▶ **Task to carry out**:
Send back the records in full, character for character.

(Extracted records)
────────
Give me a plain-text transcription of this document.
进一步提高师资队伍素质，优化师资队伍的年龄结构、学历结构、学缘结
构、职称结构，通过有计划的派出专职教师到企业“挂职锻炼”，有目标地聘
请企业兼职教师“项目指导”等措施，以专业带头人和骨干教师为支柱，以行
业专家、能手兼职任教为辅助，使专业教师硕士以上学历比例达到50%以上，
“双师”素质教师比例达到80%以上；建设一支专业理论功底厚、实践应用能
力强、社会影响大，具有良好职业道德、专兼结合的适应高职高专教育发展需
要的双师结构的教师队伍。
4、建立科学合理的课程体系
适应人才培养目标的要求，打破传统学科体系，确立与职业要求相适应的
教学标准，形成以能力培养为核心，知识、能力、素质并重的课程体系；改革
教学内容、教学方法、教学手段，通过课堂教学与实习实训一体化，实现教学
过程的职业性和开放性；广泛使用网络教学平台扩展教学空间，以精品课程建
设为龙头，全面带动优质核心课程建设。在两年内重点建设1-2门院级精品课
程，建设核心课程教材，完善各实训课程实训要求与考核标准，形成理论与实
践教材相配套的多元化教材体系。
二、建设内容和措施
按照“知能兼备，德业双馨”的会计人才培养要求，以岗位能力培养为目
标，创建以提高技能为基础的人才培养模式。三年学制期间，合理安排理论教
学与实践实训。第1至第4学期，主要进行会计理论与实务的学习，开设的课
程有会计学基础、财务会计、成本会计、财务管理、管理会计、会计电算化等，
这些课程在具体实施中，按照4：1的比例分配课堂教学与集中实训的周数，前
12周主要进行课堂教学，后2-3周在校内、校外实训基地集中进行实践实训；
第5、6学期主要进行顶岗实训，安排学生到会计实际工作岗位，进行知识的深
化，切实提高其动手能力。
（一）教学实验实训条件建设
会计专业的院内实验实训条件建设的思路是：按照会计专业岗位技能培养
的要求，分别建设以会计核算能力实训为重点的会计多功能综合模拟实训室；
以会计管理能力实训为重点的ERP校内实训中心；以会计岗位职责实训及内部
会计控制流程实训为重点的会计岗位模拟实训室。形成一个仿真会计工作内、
────────
▶ **Response**:
Give me a plain-text transcription of this document.
进一步提高师资队伍素质，优化师资队伍的年龄结构、学历结构、学缘结
构、职称结构，通过有计划的派出专职教师到企业“挂职锻炼”，有目标地聘
请企业兼职教师“项目指导”等措施，以专业带头人和骨干教师为支柱，以行
业专家、能手兼职任教为辅助，使专业教师硕士以上学历比例达到50%以上，
“双师”素质教师比例达到80%以上；建设一支专业理论功底厚、实践应用能
力强、社会影响大，具有良好职业道德、专兼结合的适应高职高专教育发展需
要的双师结构的教师队伍。
4、建立科学合理的课程体系
适应人才培养目标的要求，打破传统学科体系，确立与职业要求相适应的
教学标准，形成以能力培养为核心，知识、能力、素质并重的课程体系；改革
教学内容、教学方法、教学手段，通过课堂教学与实习实训一体化，实现教学
过程的职业性和开放性；广泛使用网络教学平台扩展教学空间，以精品课程建
设为龙头，全面带动优质核心课程建设。在两年内重点建设1-2门院级精品课
程，建设核心课程教材，完善各实训课程实训要求与考核标准，形成理论与实
践教材相配套的多元化教材体系。
二、建设内容和措施
按照“知能兼备，德业双馨”的会计人才培养要求，以岗位能力培养为目
标，创建以提高技能为基础的人才培养模式。三年学制期间，合理安排理论教
学与实践实训。第1至第4学期，主要进行会计理论与实务的学习，开设的课
程有会计学基础、财务会计、成本会计、财务管理、管理会计、会计电算化等，
这些课程在具体实施中，按照4：1的比例分配课堂教学与集中实训的周数，前
12周主要进行课堂教学，后2-3周在校内、校外实训基地集中进行实践实训；
第5、6学期主要进行顶岗实训，安排学生到会计实际工作岗位，进行知识的深
化，切实提高其动手能力。
（一）教学实验实训条件建设
会计专业的院内实验实训条件建设的思路是：按照会计专业岗位技能培养
的要求，分别建设以会计核算能力实训为重点的会计多功能综合模拟实训室；
以会计管理能力实训为重点的ERP校内实训中心；以会计岗位职责实训及内部
会计控制流程实训为重点的会计岗位模拟实训室。形成一个仿真会计工作内、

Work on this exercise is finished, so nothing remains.